- What you need to do
Type out the complete listing below word for word, without its pictures.
Excerpted data start
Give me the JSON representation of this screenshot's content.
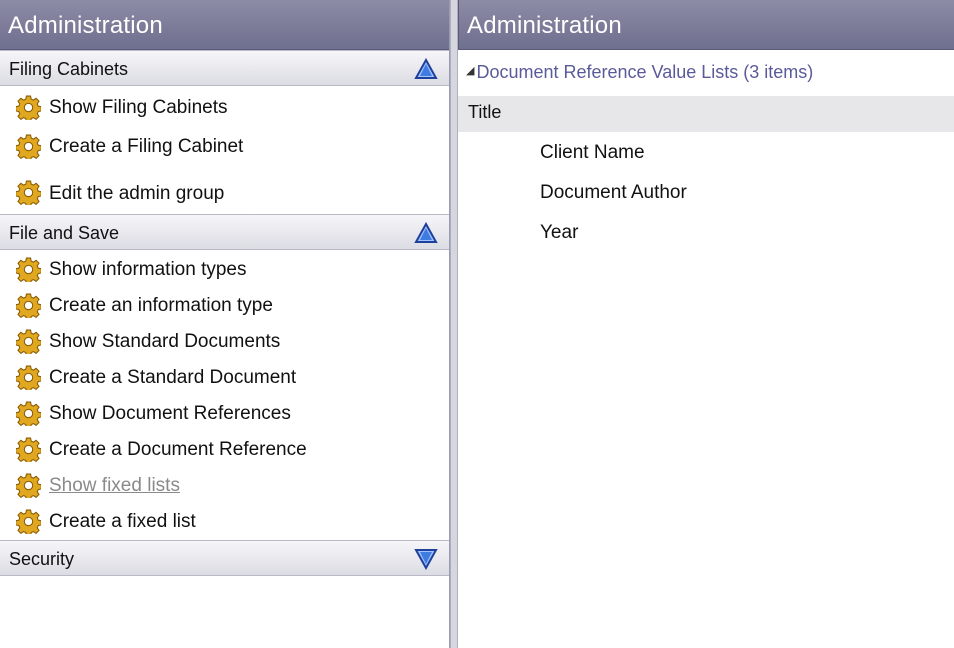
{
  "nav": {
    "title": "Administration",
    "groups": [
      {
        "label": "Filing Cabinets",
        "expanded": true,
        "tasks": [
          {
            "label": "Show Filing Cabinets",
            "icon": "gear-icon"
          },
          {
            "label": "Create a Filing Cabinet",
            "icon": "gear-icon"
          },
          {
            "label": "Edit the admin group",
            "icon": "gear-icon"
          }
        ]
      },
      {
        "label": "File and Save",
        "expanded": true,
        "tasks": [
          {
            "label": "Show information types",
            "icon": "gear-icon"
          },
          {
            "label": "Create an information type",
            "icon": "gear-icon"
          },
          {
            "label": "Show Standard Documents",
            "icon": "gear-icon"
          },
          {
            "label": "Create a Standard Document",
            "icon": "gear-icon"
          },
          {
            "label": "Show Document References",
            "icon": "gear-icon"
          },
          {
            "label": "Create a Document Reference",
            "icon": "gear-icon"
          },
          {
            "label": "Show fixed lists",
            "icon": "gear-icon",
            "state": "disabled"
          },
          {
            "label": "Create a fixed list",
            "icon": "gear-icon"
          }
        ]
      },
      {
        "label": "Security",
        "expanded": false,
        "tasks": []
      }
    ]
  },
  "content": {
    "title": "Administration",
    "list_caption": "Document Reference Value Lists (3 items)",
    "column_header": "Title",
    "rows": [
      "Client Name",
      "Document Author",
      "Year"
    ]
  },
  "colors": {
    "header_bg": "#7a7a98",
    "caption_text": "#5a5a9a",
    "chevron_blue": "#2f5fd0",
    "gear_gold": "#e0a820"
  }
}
Excerpted data end
- The solution
Give me the JSON representation of this screenshot's content.
{
  "nav": {
    "title": "Administration",
    "groups": [
      {
        "label": "Filing Cabinets",
        "expanded": true,
        "tasks": [
          {
            "label": "Show Filing Cabinets",
            "icon": "gear-icon"
          },
          {
            "label": "Create a Filing Cabinet",
            "icon": "gear-icon"
          },
          {
            "label": "Edit the admin group",
            "icon": "gear-icon"
          }
        ]
      },
      {
        "label": "File and Save",
        "expanded": true,
        "tasks": [
          {
            "label": "Show information types",
            "icon": "gear-icon"
          },
          {
            "label": "Create an information type",
            "icon": "gear-icon"
          },
          {
            "label": "Show Standard Documents",
            "icon": "gear-icon"
          },
          {
            "label": "Create a Standard Document",
            "icon": "gear-icon"
          },
          {
            "label": "Show Document References",
            "icon": "gear-icon"
          },
          {
            "label": "Create a Document Reference",
            "icon": "gear-icon"
          },
          {
            "label": "Show fixed lists",
            "icon": "gear-icon",
            "state": "disabled"
          },
          {
            "label": "Create a fixed list",
            "icon": "gear-icon"
          }
        ]
      },
      {
        "label": "Security",
        "expanded": false,
        "tasks": []
      }
    ]
  },
  "content": {
    "title": "Administration",
    "list_caption": "Document Reference Value Lists (3 items)",
    "column_header": "Title",
    "rows": [
      "Client Name",
      "Document Author",
      "Year"
    ]
  },
  "colors": {
    "header_bg": "#7a7a98",
    "caption_text": "#5a5a9a",
    "chevron_blue": "#2f5fd0",
    "gear_gold": "#e0a820"
  }
}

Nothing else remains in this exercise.